> [TASK DESCRIPTION]
Repeat every record below exactly, leaving out the pictures.

—————

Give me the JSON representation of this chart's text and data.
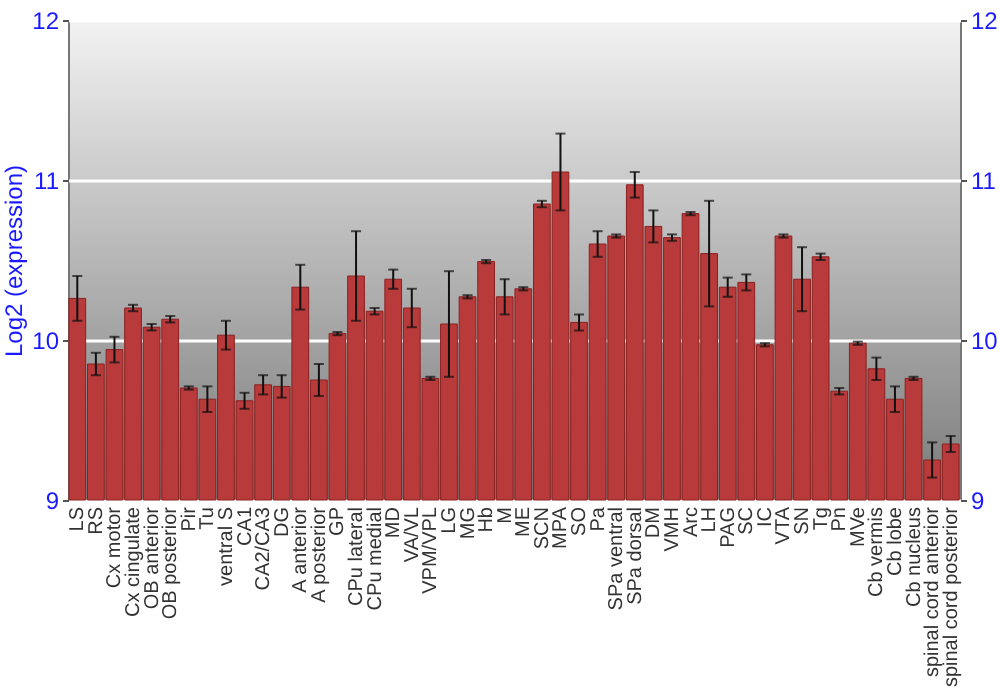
{
  "chart_data": {
    "type": "bar",
    "ylabel": "Log2 (expression)",
    "categories": [
      "LS",
      "RS",
      "Cx motor",
      "Cx cingulate",
      "OB anterior",
      "OB posterior",
      "Pir",
      "Tu",
      "ventral S",
      "CA1",
      "CA2/CA3",
      "DG",
      "A anterior",
      "A posterior",
      "GP",
      "CPu lateral",
      "CPu medial",
      "MD",
      "VA/VL",
      "VPM/VPL",
      "LG",
      "MG",
      "Hb",
      "M",
      "ME",
      "SCN",
      "MPA",
      "SO",
      "Pa",
      "SPa ventral",
      "SPa dorsal",
      "DM",
      "VMH",
      "Arc",
      "LH",
      "PAG",
      "SC",
      "IC",
      "VTA",
      "SN",
      "Tg",
      "Pn",
      "MVe",
      "Cb vermis",
      "Cb lobe",
      "Cb nucleus",
      "spinal cord anterior",
      "spinal cord posterior"
    ],
    "values": [
      10.26,
      9.85,
      9.94,
      10.2,
      10.08,
      10.13,
      9.7,
      9.63,
      10.03,
      9.62,
      9.72,
      9.71,
      10.33,
      9.75,
      10.04,
      10.4,
      10.18,
      10.38,
      10.2,
      9.76,
      10.1,
      10.27,
      10.49,
      10.27,
      10.32,
      10.85,
      11.05,
      10.11,
      10.6,
      10.65,
      10.97,
      10.71,
      10.64,
      10.79,
      10.54,
      10.33,
      10.36,
      9.97,
      10.65,
      10.38,
      10.52,
      9.68,
      9.98,
      9.82,
      9.63,
      9.76,
      9.25,
      9.35
    ],
    "errors": [
      0.14,
      0.07,
      0.08,
      0.02,
      0.02,
      0.02,
      0.01,
      0.08,
      0.09,
      0.05,
      0.06,
      0.07,
      0.14,
      0.1,
      0.01,
      0.28,
      0.02,
      0.06,
      0.12,
      0.01,
      0.33,
      0.01,
      0.01,
      0.11,
      0.01,
      0.02,
      0.24,
      0.05,
      0.08,
      0.01,
      0.08,
      0.1,
      0.02,
      0.01,
      0.33,
      0.06,
      0.05,
      0.01,
      0.01,
      0.2,
      0.02,
      0.02,
      0.01,
      0.07,
      0.08,
      0.01,
      0.11,
      0.05
    ],
    "color": "#b83a3a",
    "ylim": [
      9,
      12
    ],
    "yticks": [
      9,
      10,
      11,
      12
    ],
    "y2lim": [
      9,
      12
    ],
    "y2ticks": [
      9,
      10,
      11,
      12
    ],
    "grid": "y"
  }
}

—————

> [SOLVED EXERCISE]
Give me the JSON representation of this chart's text and data.
{
  "chart_data": {
    "type": "bar",
    "ylabel": "Log2 (expression)",
    "categories": [
      "LS",
      "RS",
      "Cx motor",
      "Cx cingulate",
      "OB anterior",
      "OB posterior",
      "Pir",
      "Tu",
      "ventral S",
      "CA1",
      "CA2/CA3",
      "DG",
      "A anterior",
      "A posterior",
      "GP",
      "CPu lateral",
      "CPu medial",
      "MD",
      "VA/VL",
      "VPM/VPL",
      "LG",
      "MG",
      "Hb",
      "M",
      "ME",
      "SCN",
      "MPA",
      "SO",
      "Pa",
      "SPa ventral",
      "SPa dorsal",
      "DM",
      "VMH",
      "Arc",
      "LH",
      "PAG",
      "SC",
      "IC",
      "VTA",
      "SN",
      "Tg",
      "Pn",
      "MVe",
      "Cb vermis",
      "Cb lobe",
      "Cb nucleus",
      "spinal cord anterior",
      "spinal cord posterior"
    ],
    "values": [
      10.26,
      9.85,
      9.94,
      10.2,
      10.08,
      10.13,
      9.7,
      9.63,
      10.03,
      9.62,
      9.72,
      9.71,
      10.33,
      9.75,
      10.04,
      10.4,
      10.18,
      10.38,
      10.2,
      9.76,
      10.1,
      10.27,
      10.49,
      10.27,
      10.32,
      10.85,
      11.05,
      10.11,
      10.6,
      10.65,
      10.97,
      10.71,
      10.64,
      10.79,
      10.54,
      10.33,
      10.36,
      9.97,
      10.65,
      10.38,
      10.52,
      9.68,
      9.98,
      9.82,
      9.63,
      9.76,
      9.25,
      9.35
    ],
    "errors": [
      0.14,
      0.07,
      0.08,
      0.02,
      0.02,
      0.02,
      0.01,
      0.08,
      0.09,
      0.05,
      0.06,
      0.07,
      0.14,
      0.1,
      0.01,
      0.28,
      0.02,
      0.06,
      0.12,
      0.01,
      0.33,
      0.01,
      0.01,
      0.11,
      0.01,
      0.02,
      0.24,
      0.05,
      0.08,
      0.01,
      0.08,
      0.1,
      0.02,
      0.01,
      0.33,
      0.06,
      0.05,
      0.01,
      0.01,
      0.2,
      0.02,
      0.02,
      0.01,
      0.07,
      0.08,
      0.01,
      0.11,
      0.05
    ],
    "color": "#b83a3a",
    "ylim": [
      9,
      12
    ],
    "yticks": [
      9,
      10,
      11,
      12
    ],
    "y2lim": [
      9,
      12
    ],
    "y2ticks": [
      9,
      10,
      11,
      12
    ],
    "grid": "y"
  }
}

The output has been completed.